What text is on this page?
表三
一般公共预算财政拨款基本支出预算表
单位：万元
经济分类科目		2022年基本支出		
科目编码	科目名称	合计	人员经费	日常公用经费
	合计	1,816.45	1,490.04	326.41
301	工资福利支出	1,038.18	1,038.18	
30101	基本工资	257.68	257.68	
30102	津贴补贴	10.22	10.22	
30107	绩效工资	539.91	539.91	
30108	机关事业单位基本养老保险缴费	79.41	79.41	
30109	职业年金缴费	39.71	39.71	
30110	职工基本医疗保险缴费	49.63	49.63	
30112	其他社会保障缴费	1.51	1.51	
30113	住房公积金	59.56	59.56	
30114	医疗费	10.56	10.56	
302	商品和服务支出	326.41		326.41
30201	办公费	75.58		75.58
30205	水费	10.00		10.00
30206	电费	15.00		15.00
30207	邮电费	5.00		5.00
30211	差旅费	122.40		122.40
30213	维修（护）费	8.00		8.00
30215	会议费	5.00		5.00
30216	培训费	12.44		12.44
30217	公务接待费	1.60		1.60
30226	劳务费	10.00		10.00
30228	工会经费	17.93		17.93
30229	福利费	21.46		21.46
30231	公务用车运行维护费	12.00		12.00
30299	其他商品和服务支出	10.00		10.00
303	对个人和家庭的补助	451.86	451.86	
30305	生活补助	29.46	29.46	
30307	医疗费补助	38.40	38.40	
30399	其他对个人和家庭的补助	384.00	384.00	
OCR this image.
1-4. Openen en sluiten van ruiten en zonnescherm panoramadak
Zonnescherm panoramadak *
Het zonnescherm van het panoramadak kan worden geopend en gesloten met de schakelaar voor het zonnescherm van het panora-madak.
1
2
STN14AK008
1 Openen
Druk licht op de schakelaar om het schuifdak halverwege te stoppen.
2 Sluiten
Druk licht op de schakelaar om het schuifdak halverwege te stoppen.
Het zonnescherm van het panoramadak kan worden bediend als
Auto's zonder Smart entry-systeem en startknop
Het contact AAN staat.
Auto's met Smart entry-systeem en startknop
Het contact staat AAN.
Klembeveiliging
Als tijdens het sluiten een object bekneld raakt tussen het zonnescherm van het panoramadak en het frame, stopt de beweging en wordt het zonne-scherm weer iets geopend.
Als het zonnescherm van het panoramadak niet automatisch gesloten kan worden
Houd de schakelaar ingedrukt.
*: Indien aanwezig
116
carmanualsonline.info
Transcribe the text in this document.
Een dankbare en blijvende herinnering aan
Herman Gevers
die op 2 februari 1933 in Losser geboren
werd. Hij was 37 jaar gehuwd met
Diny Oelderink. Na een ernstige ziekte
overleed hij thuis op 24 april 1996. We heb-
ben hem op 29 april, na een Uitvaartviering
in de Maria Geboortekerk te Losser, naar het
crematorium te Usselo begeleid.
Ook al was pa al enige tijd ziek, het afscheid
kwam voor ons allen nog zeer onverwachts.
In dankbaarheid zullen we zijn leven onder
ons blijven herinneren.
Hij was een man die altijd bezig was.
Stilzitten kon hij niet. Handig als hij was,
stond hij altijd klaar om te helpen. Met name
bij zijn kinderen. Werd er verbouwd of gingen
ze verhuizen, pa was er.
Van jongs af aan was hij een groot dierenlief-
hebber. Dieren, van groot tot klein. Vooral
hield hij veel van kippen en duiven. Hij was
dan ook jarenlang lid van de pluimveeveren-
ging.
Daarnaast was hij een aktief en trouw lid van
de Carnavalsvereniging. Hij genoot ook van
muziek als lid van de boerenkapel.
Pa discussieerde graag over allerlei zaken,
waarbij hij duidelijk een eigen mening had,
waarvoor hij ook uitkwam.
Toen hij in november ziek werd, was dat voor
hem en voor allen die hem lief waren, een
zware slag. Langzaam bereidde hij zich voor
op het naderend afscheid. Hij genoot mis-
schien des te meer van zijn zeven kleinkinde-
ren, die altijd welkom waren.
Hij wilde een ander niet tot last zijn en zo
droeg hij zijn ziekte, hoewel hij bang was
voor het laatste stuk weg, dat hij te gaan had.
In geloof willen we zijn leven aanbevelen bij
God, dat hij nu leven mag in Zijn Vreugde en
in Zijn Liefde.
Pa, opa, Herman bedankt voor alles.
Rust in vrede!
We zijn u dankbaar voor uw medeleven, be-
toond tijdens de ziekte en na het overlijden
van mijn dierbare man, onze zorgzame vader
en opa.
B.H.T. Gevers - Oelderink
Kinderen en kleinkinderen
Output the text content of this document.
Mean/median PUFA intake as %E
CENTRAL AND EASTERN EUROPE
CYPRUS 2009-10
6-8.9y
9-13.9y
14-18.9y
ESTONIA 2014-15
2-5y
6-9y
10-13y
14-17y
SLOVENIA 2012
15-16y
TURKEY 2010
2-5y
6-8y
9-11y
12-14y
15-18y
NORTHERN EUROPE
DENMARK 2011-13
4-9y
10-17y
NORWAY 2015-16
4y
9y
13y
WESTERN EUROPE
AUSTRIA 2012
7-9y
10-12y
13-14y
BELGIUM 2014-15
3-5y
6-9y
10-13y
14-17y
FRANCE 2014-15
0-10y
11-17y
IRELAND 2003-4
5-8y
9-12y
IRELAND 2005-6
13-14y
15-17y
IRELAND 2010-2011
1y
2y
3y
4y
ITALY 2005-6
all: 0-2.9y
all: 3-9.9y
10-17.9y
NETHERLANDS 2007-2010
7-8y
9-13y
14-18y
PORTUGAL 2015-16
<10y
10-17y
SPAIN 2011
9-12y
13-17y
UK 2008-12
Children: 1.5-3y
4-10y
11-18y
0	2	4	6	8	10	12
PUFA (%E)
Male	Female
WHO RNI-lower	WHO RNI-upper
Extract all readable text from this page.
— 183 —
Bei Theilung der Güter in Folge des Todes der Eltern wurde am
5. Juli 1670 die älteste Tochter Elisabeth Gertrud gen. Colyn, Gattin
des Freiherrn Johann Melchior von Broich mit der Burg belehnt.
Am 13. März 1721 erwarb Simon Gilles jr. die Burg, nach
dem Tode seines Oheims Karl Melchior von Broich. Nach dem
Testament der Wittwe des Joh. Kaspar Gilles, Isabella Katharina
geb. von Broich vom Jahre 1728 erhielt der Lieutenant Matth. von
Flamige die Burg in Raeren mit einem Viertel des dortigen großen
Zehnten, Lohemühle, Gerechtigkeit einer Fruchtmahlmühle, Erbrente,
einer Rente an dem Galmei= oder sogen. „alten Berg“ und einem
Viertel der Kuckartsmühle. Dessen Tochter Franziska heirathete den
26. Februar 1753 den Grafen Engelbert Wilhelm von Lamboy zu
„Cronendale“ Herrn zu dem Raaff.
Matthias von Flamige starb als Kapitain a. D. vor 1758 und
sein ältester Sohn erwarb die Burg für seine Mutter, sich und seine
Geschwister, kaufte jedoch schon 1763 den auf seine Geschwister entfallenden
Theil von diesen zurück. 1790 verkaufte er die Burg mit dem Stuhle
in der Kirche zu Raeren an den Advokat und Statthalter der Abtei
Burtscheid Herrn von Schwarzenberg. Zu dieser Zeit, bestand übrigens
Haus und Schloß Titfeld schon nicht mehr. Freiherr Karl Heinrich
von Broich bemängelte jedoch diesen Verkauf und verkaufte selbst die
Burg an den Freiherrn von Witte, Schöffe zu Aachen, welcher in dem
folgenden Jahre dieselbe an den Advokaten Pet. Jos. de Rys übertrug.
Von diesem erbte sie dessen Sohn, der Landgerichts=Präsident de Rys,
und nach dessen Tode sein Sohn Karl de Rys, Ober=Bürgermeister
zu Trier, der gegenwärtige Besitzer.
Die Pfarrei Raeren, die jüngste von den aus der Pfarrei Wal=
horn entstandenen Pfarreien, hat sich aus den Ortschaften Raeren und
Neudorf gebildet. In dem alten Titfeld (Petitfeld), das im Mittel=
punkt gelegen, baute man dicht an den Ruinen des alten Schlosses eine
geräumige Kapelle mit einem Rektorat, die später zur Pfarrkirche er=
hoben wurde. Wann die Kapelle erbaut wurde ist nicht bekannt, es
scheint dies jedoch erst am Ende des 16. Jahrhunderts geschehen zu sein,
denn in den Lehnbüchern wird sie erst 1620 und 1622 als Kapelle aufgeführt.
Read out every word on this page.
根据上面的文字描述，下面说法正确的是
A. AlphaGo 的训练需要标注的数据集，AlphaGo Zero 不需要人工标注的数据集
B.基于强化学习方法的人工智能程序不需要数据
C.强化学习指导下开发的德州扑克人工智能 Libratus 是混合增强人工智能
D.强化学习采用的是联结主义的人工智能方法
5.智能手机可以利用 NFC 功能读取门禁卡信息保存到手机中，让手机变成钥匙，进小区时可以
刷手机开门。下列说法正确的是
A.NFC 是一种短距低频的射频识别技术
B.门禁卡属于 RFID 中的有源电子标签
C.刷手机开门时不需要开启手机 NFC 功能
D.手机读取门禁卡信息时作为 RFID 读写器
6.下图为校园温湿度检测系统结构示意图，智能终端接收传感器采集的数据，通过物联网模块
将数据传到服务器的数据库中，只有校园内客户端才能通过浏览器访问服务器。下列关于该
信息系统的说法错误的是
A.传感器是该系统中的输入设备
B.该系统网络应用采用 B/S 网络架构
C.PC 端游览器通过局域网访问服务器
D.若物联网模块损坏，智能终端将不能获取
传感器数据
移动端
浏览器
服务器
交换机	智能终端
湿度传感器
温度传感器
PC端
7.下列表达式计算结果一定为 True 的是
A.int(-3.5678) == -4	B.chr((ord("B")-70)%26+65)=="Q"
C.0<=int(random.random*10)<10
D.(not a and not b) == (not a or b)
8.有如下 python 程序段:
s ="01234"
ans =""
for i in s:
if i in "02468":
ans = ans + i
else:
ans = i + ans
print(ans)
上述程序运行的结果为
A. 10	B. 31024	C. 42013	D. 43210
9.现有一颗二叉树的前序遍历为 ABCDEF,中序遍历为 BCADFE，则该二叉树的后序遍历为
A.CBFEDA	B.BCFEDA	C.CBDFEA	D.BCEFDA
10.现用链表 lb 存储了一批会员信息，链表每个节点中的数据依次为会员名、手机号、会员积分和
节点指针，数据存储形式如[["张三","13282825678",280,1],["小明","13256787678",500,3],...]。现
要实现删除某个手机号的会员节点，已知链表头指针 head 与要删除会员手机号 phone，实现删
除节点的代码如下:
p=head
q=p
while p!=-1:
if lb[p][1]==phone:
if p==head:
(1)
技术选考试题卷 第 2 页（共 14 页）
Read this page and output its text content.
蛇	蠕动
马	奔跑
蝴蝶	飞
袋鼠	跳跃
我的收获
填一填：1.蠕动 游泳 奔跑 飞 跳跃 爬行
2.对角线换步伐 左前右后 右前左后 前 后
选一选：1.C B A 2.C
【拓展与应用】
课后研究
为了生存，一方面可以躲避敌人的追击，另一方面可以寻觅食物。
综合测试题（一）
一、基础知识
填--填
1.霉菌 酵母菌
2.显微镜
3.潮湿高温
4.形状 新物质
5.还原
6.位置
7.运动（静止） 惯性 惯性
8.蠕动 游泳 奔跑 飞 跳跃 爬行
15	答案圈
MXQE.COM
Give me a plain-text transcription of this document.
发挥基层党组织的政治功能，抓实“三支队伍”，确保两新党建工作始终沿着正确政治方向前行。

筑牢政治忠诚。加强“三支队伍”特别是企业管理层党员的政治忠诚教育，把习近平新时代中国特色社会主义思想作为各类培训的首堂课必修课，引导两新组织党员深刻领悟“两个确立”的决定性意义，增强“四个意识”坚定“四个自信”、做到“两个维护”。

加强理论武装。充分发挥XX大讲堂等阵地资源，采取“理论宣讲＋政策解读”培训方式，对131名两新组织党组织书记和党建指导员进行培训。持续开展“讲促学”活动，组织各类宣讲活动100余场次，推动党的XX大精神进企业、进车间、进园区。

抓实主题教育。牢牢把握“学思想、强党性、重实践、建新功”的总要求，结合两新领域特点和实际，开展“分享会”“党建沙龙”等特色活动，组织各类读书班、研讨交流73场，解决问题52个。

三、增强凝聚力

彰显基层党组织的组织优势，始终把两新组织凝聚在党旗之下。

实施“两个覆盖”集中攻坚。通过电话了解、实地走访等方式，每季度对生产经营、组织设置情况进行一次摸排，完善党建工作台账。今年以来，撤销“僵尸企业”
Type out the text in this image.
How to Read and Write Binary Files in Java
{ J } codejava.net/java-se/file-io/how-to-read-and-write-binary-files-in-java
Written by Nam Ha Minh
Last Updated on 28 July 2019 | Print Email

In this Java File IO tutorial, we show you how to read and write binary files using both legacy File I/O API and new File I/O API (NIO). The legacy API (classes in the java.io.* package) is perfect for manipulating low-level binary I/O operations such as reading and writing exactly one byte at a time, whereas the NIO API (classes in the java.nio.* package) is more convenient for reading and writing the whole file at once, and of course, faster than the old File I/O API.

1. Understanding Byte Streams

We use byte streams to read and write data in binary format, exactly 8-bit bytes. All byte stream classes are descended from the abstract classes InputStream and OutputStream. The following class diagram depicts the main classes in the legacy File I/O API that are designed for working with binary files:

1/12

→ Problem statement
Copy each line exactly, from the line containing "Type out the text in this image." down to the last line of the material, and no other lines.

→ Answer to the task
Type out the text in this image.
How to Read and Write Binary Files in Java
{ J } codejava.net/java-se/file-io/how-to-read-and-write-binary-files-in-java
Written by Nam Ha Minh
Last Updated on 28 July 2019 | Print Email

In this Java File IO tutorial, we show you how to read and write binary files using both legacy File I/O API and new File I/O API (NIO). The legacy API (classes in the java.io.* package) is perfect for manipulating low-level binary I/O operations such as reading and writing exactly one byte at a time, whereas the NIO API (classes in the java.nio.* package) is more convenient for reading and writing the whole file at once, and of course, faster than the old File I/O API.

1. Understanding Byte Streams

We use byte streams to read and write data in binary format, exactly 8-bit bytes. All byte stream classes are descended from the abstract classes InputStream and OutputStream. The following class diagram depicts the main classes in the legacy File I/O API that are designed for working with binary files:

1/12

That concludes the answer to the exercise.